[Extrait choisi]
....................

Dans ce reportage, on notera plusieurs témoignages ou interviews intéressants de Kazunori
Ohsawa (agriculteur), Takao Haegawa (du CRMS), Ichiro Arakawa (responsable de l’agriculture à la préfecture de Fukushima), Yoshimi Hitosugi (porte-parole Tepco), Goshi Hosono (ministre chargé de la crise nucléaire),
Jan van der Putte (expert nucléaire de Greenpeace), Christopher Busby (membre de la Commission Européenne sur les Risques liés aux Rayonnements).
Ajout du 14/09/11 : Vidéo
sous-titrée en français par Kna60
(Traduction de Yumiko)
Ce beau paysage est une scène de cauchemar.
La terre est très fertile à Fukushima, et les gens de la ville aimaient venir passer leurs
vacances ici.
Mais le sol a été contaminé par l'accident nucléaire.
(0:15 - 0:39)
M. Osawa a 61ans. Il est fermier à Motomiya, à 80 km de la centrale.
Il a apporté des pommes de terre, des aubergines et des poireaux de ses champs au CRMS, au
village d'à côté.
Depuis l'accident, il n'a pas mangé ses légumes parce qu'il a peur de la contamination
radioactive.
(0:40 - 1:00)
« Je ne peux plus faire confiance à l'état japonais.
Depuis le début de la catastrophe, ils ont toujours essayé de minimiser l’accident. Ils
répètent chaque fois qu'il n'y a pas de problème pour la santé "pour l’instant". Ils ne fournissent pas des valeurs fiables de radioactivité, et ils ne mesurent même pas comme il
faut.
Ils nous ont laissés avec ce problème de contamination, ils nous ont
abandonnés. »
(1:00 - 1:09)
M. Osawa a demandé à l'état de faire des mesures de radioactivité de ses légumes juste
après l'accident.
Mais, on lui a refusé en disant : "Vos champs sont bien loin de la zone 20-30km, ce n'est
pas nécessaire de faire des mesures."
(1:14 - 1:30)

....................

[Lignes fournies]
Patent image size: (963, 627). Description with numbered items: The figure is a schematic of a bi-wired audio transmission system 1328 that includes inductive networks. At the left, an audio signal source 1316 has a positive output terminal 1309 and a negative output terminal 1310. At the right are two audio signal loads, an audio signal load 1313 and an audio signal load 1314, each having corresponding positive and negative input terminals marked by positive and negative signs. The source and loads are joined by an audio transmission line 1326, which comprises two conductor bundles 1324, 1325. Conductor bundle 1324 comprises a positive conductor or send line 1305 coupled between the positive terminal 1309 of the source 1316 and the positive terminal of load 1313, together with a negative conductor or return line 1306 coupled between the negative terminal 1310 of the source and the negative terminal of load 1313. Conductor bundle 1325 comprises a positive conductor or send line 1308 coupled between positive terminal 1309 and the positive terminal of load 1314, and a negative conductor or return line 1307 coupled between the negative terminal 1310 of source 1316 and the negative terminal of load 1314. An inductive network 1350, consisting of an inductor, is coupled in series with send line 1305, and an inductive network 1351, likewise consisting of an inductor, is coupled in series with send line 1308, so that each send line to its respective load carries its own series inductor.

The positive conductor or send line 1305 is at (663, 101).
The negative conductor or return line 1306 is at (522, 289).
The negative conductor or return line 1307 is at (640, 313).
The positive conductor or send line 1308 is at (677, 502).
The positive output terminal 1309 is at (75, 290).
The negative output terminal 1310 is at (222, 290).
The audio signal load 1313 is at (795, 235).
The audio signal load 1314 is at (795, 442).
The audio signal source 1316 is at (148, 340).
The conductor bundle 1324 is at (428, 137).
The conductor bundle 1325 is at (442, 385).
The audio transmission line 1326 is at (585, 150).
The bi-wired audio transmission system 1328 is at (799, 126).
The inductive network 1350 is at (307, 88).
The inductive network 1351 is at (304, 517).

....................

[Consignes de travail]
**a)** Veuillez recopier le passage de l'extrait choisi compris entre « Mais le sol » et « à l'état japonais. », ces deux mots inclus.
**b)** Nommez toutes les personnes dont l'extrait choisi signale les témoignages ou interviews dans sa première phrase.
Les lignes n'ont aucun rapport avec l'extrait choisi.

[Corrigé des exercices]
**a)**
Mais le sol a été contaminé par l'accident nucléaire.
(0:15 - 0:39)
M. Osawa a 61ans. Il est fermier à Motomiya, à 80 km de la centrale.
Il a apporté des pommes de terre, des aubergines et des poireaux de ses champs au CRMS, au
village d'à côté.
Depuis l'accident, il n'a pas mangé ses légumes parce qu'il a peur de la contamination
radioactive.
(0:40 - 1:00)
« Je ne peux plus faire confiance à l'état japonais.

**b)** Kazunori Ohsawa, Takao Haegawa, Ichiro Arakawa, Yoshimi Hitosugi, Goshi Hosono, Jan van der Putte, Christopher Busby